## Assigned task 1
According to the methods section on sleep measurement, on the wrist of which hand did participants wear the actigraph?
## Assigned task 2
Continue the methods section on sleep measurement from its last sentence.

## Document section
+ + +

Participants completed 2 consecutive days of actigraphic monitoring while engaging in regular activities and sleeping at home. Participants wore an Ambulatory Monitoring Micro Mini-Motionlogger Actigraph (Ardsley, NY) on the wrist of their nondominant hand. Data recorded in the actigraphy unit were downloaded to a computer, and sleep-wake analysis applying the Sadeh algorithm was conducted using Ambulatory Monitoring Action W-2 software. Actigraphy has been validated against PSG with agreement rates for sleep-wake identification of higher than 90%20,21; however, low sensitivity for detecting wake during sleep has been reported.22 Because participants wore ambulatory blood pressure and Holter monitoring devices during the first day, data from the second day were used in the analysis.
During PSG and actigraphy monitoring, participants recorded bedtimes and rise times in a morning sleep diary, and these records were used for determining time in bed.
Subjective sleep measures
Participants completed a sleep questionnaire designed to measure sleep patterns and disturbances during the past month. Information gathered through the questionnaire included habitual bedtime and rising times and SOL on weekdays and weekends, and the number of awakenings per night and average length of each awakening. The questionnaire items were modeled after typical sleep diary questions23,24 to assess sleep for typical nights during the past month. WASO (the number of awakening multiplied by the average length of awakening) and weekday and weekend TSTs (SOL and WASO subtracted from time in bed) were estimated based on the information reported in the questionnaire. Weekday estimates of SOL and TST were used as PSG and actigraphy recordings were done on weekdays.

+ + +

## Dataset excerpts
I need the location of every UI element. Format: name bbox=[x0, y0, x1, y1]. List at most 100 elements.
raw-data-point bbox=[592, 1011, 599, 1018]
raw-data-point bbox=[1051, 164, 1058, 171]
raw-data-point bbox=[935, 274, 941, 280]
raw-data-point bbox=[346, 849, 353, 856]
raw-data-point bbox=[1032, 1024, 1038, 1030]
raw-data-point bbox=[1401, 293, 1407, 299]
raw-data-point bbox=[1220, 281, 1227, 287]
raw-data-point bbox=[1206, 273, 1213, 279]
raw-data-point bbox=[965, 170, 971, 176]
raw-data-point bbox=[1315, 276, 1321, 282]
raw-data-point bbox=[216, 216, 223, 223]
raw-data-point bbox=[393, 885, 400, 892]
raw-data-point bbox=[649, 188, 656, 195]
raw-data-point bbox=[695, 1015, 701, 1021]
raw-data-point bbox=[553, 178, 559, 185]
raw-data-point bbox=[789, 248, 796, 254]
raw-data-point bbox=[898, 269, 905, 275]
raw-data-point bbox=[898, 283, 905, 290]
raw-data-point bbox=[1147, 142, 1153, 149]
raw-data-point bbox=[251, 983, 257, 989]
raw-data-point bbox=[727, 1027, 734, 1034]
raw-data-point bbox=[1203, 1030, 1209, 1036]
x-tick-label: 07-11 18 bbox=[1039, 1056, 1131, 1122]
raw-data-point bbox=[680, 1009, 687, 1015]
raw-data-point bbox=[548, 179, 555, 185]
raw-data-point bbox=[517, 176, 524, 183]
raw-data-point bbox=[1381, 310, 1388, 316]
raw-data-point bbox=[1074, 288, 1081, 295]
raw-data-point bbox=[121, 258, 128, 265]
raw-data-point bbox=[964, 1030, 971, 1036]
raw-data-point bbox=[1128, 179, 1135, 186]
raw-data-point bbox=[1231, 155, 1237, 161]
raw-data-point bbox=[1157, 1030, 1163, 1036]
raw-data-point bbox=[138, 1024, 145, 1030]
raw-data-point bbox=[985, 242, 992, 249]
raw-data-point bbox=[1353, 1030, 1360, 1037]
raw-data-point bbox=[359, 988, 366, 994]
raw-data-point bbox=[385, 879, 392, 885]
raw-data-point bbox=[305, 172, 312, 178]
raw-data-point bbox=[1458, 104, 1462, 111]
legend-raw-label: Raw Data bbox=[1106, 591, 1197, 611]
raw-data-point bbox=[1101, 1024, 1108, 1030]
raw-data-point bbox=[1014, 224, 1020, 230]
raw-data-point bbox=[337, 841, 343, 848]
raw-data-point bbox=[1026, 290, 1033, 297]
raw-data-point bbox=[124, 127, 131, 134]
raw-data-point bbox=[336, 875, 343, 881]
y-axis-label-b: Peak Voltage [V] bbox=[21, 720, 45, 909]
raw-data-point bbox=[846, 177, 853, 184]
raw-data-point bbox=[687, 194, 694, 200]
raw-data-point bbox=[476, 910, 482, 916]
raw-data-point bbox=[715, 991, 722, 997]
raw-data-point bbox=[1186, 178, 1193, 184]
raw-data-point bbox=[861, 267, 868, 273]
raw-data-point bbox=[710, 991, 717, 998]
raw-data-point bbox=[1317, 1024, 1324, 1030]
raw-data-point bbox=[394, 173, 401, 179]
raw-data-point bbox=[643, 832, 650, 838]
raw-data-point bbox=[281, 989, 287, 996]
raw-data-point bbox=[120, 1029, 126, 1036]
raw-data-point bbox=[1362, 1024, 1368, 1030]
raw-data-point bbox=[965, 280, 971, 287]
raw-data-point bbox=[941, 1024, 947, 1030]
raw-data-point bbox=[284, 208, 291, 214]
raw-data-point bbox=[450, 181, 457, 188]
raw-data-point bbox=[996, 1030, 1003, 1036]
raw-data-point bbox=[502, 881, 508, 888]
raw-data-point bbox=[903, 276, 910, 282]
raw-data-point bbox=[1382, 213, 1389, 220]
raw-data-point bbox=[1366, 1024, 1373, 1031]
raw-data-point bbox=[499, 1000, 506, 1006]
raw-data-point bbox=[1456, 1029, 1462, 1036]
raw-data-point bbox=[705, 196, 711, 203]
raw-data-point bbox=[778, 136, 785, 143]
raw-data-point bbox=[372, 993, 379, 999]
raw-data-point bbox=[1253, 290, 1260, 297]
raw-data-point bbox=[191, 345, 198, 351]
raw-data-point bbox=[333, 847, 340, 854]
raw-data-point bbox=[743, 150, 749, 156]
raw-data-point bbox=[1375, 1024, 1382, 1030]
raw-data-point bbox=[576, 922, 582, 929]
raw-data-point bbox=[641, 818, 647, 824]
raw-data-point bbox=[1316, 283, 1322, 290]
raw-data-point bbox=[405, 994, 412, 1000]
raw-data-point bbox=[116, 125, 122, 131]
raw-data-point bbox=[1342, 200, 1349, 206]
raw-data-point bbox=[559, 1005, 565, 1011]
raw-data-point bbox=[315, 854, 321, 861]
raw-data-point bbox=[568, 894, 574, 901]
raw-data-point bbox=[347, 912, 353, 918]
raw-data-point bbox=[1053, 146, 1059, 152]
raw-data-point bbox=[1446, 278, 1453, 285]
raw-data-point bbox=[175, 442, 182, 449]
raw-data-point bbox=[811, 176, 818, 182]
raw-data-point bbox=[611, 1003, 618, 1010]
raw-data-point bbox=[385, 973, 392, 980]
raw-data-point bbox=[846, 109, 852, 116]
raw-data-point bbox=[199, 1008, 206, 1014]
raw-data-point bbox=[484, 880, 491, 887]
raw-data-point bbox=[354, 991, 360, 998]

+ + +

## Answer box 1
The nondominant hand.

## Answer box 2
Participants completed sleep diaries in the morning after PSG and actigraphic recordings. Information reported in the sleep diaries included bedtime, rising time, SOL, the number of awakenings, and length of each awakening. TST and WASO were estimated based on participants' reports on their diaries.
Clinical interviews
The Clinician Administered PTSD Scale (CAPS)25 is a structured clinical interview designed to produce dichotomous lifetime and current PTSD diagnostic status and continuous symptom severity. In the current study, the most distressing potentially traumatic event (the index event) reported by a participant was assessed at the beginning of the interview to determine whether it met the diagnostic criteria for a traumatic event (Criterion A).1 If the index event met the criteria, the frequency and intensity of each of 17 PTSD symptoms associated with the index event were rated on 5-point scales ranging from 0 (Never [frequency], Not at all [intensity]) to 4 (Daily or almost daily, Extremely). A symptom was considered present when the participant reported at least the frequency rating of 1 and the intensity rating of 2 for the symptom.25
Current and lifetime diagnoses of mood disorders, psychotic disorders, anxiety disorders other than PTSD, substance abuse and dependence, and eating disorders were assessed using the Structured Clinical Interview for the Diagnostic and Statistical Manual of Mental Disorders, Fourth Edition (SCID).26 All CAPS and SCID interviews were conducted by trained staff members (psychology graduate students, medical students, and clinical psychology postdoctoral fellows), and a licensed psychiatrist reviewed all cases. Practice interviews were completed prior to data collection until the trainee and the trainer reached the 90% agreement rate on practice cases.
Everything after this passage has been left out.